Task instructions: The listing beneath should be written out in full, exactly as shown.
══ The input ══
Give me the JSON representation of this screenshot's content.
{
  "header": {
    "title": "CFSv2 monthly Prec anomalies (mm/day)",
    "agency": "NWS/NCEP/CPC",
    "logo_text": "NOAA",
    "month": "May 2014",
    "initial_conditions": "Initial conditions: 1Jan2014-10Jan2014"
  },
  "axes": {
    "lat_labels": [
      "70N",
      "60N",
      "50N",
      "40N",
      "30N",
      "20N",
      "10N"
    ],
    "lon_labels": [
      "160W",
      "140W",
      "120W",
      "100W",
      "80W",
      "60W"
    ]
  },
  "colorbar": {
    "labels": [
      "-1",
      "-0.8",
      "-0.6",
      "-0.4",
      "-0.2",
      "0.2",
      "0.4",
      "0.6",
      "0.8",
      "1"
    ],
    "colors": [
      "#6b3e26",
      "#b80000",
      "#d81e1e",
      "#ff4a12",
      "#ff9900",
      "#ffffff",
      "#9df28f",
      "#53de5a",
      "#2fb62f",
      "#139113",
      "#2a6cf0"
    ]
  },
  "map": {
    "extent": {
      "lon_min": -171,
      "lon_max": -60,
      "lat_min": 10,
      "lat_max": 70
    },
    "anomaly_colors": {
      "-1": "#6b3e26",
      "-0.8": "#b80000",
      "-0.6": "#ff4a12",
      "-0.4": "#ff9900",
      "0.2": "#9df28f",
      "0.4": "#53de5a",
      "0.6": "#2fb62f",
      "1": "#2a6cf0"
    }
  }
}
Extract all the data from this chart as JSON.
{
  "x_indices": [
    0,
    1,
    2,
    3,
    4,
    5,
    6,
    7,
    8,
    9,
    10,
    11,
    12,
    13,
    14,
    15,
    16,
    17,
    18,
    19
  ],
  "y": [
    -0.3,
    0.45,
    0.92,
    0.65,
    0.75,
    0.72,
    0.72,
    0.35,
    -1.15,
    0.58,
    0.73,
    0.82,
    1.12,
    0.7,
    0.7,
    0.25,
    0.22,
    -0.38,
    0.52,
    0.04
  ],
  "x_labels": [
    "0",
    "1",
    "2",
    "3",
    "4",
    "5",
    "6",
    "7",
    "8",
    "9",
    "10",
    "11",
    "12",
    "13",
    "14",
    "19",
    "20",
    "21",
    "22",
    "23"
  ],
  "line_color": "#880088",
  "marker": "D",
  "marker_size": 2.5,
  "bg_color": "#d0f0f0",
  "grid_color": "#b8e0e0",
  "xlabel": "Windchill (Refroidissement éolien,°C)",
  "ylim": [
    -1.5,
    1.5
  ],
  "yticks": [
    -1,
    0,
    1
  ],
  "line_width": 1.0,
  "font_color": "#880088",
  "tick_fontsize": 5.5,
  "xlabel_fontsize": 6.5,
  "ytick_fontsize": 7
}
═══
Response:
Give me the JSON representation of this screenshot's content.
{
  "header": {
    "title": "CFSv2 monthly Prec anomalies (mm/day)",
    "agency": "NWS/NCEP/CPC",
    "logo_text": "NOAA",
    "month": "May 2014",
    "initial_conditions": "Initial conditions: 1Jan2014-10Jan2014"
  },
  "axes": {
    "lat_labels": [
      "70N",
      "60N",
      "50N",
      "40N",
      "30N",
      "20N",
      "10N"
    ],
    "lon_labels": [
      "160W",
      "140W",
      "120W",
      "100W",
      "80W",
      "60W"
    ]
  },
  "colorbar": {
    "labels": [
      "-1",
      "-0.8",
      "-0.6",
      "-0.4",
      "-0.2",
      "0.2",
      "0.4",
      "0.6",
      "0.8",
      "1"
    ],
    "colors": [
      "#6b3e26",
      "#b80000",
      "#d81e1e",
      "#ff4a12",
      "#ff9900",
      "#ffffff",
      "#9df28f",
      "#53de5a",
      "#2fb62f",
      "#139113",
      "#2a6cf0"
    ]
  },
  "map": {
    "extent": {
      "lon_min": -171,
      "lon_max": -60,
      "lat_min": 10,
      "lat_max": 70
    },
    "anomaly_colors": {
      "-1": "#6b3e26",
      "-0.8": "#b80000",
      "-0.6": "#ff4a12",
      "-0.4": "#ff9900",
      "0.2": "#9df28f",
      "0.4": "#53de5a",
      "0.6": "#2fb62f",
      "1": "#2a6cf0"
    }
  }
}
Extract all the data from this chart as JSON.
{
  "x_indices": [
    0,
    1,
    2,
    3,
    4,
    5,
    6,
    7,
    8,
    9,
    10,
    11,
    12,
    13,
    14,
    15,
    16,
    17,
    18,
    19
  ],
  "y": [
    -0.3,
    0.45,
    0.92,
    0.65,
    0.75,
    0.72,
    0.72,
    0.35,
    -1.15,
    0.58,
    0.73,
    0.82,
    1.12,
    0.7,
    0.7,
    0.25,
    0.22,
    -0.38,
    0.52,
    0.04
  ],
  "x_labels": [
    "0",
    "1",
    "2",
    "3",
    "4",
    "5",
    "6",
    "7",
    "8",
    "9",
    "10",
    "11",
    "12",
    "13",
    "14",
    "19",
    "20",
    "21",
    "22",
    "23"
  ],
  "line_color": "#880088",
  "marker": "D",
  "marker_size": 2.5,
  "bg_color": "#d0f0f0",
  "grid_color": "#b8e0e0",
  "xlabel": "Windchill (Refroidissement éolien,°C)",
  "ylim": [
    -1.5,
    1.5
  ],
  "yticks": [
    -1,
    0,
    1
  ],
  "line_width": 1.0,
  "font_color": "#880088",
  "tick_fontsize": 5.5,
  "xlabel_fontsize": 6.5,
  "ytick_fontsize": 7
}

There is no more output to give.